_Supplied data_

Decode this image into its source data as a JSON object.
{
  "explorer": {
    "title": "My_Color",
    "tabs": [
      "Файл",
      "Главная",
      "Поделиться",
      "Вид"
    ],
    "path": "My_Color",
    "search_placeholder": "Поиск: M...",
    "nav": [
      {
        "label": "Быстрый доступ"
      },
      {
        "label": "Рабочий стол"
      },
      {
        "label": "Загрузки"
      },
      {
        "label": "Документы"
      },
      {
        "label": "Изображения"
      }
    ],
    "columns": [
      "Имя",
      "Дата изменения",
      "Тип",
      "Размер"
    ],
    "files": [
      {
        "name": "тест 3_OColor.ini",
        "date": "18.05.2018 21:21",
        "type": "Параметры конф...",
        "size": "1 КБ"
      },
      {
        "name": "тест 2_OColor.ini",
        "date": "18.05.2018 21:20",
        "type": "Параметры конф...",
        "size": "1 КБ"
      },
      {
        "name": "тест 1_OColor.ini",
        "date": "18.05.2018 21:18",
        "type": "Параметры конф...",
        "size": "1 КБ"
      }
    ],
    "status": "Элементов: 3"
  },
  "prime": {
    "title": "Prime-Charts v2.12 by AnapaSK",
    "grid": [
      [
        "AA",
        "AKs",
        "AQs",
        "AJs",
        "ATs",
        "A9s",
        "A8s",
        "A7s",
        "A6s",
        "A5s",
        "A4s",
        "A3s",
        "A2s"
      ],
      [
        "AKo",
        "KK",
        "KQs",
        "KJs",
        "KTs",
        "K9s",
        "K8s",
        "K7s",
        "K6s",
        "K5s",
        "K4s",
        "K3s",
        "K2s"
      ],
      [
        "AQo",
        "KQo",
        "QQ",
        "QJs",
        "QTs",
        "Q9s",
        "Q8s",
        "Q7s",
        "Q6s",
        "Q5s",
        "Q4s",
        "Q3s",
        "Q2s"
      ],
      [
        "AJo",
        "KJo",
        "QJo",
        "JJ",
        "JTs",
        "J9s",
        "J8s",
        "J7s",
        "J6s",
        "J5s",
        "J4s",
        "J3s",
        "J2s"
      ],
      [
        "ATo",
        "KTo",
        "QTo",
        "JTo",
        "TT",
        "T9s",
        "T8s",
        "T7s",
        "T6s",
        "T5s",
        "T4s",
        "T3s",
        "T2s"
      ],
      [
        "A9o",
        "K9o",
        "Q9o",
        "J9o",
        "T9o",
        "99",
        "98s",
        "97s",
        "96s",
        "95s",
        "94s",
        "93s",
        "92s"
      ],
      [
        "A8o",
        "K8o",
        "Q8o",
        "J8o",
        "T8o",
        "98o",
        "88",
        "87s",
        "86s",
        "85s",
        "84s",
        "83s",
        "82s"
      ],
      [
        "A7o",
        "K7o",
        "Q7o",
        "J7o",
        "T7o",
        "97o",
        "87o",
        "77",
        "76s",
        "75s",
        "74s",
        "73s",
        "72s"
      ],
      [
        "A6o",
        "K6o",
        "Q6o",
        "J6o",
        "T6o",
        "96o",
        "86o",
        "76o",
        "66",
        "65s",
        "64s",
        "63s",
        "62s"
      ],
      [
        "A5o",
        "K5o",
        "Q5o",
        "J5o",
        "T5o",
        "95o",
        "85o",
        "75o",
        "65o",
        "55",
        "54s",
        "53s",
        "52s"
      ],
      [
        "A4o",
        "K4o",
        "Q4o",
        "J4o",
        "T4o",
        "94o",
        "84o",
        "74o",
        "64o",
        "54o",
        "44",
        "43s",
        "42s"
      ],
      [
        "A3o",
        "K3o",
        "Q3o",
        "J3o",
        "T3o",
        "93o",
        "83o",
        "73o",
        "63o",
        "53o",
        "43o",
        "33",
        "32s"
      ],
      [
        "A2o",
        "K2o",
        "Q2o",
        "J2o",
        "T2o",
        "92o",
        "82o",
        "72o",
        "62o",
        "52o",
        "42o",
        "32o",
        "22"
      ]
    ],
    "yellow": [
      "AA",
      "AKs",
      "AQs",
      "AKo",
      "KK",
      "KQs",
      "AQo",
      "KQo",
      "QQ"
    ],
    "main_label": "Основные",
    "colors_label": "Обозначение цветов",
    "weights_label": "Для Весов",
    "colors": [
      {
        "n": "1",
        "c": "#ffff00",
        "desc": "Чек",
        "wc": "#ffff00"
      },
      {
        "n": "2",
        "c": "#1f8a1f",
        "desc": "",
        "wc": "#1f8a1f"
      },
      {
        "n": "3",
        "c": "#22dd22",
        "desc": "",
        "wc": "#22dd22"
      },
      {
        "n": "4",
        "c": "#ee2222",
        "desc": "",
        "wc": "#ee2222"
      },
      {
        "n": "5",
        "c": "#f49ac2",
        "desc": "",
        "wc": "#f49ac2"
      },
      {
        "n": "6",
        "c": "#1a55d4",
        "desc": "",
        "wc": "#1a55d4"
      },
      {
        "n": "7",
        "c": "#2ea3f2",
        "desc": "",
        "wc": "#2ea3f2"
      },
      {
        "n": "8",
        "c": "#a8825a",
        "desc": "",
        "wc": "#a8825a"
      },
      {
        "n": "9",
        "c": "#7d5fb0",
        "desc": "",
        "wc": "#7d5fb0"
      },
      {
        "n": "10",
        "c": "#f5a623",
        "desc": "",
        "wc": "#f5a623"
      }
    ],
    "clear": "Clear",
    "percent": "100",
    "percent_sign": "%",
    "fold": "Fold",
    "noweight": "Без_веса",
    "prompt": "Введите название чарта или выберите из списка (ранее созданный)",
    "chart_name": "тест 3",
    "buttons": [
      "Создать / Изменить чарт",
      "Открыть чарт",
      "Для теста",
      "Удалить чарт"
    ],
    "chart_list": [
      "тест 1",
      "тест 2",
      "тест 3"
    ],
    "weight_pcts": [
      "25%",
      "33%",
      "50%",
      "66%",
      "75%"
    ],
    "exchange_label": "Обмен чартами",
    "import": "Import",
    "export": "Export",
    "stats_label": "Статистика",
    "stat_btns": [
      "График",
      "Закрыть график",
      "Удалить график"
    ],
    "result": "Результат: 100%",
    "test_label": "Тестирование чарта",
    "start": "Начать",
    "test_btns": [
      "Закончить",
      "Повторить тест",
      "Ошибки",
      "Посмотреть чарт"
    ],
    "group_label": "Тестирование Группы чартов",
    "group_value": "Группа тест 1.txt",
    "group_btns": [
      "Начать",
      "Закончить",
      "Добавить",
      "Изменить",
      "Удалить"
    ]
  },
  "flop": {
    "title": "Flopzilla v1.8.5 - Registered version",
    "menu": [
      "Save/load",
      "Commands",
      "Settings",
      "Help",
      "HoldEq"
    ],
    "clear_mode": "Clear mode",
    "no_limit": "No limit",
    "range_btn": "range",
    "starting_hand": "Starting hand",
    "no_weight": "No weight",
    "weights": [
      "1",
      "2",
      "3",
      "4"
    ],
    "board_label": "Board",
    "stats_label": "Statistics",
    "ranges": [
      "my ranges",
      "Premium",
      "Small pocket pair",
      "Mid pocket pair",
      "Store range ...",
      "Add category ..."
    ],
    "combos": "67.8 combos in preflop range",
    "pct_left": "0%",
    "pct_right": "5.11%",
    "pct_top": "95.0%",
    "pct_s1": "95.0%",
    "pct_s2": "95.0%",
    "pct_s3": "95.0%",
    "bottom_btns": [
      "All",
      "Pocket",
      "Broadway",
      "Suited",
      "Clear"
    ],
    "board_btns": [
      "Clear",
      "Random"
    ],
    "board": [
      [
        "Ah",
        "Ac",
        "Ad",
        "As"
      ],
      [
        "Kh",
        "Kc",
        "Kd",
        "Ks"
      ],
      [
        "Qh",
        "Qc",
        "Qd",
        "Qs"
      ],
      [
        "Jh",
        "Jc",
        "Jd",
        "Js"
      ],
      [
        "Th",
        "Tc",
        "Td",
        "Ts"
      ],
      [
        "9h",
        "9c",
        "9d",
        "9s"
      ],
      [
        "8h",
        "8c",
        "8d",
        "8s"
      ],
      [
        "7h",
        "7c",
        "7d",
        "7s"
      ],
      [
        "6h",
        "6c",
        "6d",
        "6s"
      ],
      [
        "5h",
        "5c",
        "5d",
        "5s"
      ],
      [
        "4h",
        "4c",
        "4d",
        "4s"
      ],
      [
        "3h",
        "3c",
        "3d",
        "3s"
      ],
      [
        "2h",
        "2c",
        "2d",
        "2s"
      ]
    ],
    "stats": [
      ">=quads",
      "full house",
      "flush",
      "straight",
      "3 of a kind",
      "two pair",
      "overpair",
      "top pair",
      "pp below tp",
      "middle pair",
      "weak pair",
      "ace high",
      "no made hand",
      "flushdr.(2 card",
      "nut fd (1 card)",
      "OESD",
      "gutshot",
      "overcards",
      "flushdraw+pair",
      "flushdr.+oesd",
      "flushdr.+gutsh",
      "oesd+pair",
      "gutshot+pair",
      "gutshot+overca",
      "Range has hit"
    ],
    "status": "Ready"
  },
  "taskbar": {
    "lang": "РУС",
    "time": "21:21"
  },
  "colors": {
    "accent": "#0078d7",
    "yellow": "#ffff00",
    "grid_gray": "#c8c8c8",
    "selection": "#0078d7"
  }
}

_Given exercise_
Read through the entries and copy each line in which "hand" appears.

_Finished answer_
    "starting_hand": "Starting hand",
      "no made hand",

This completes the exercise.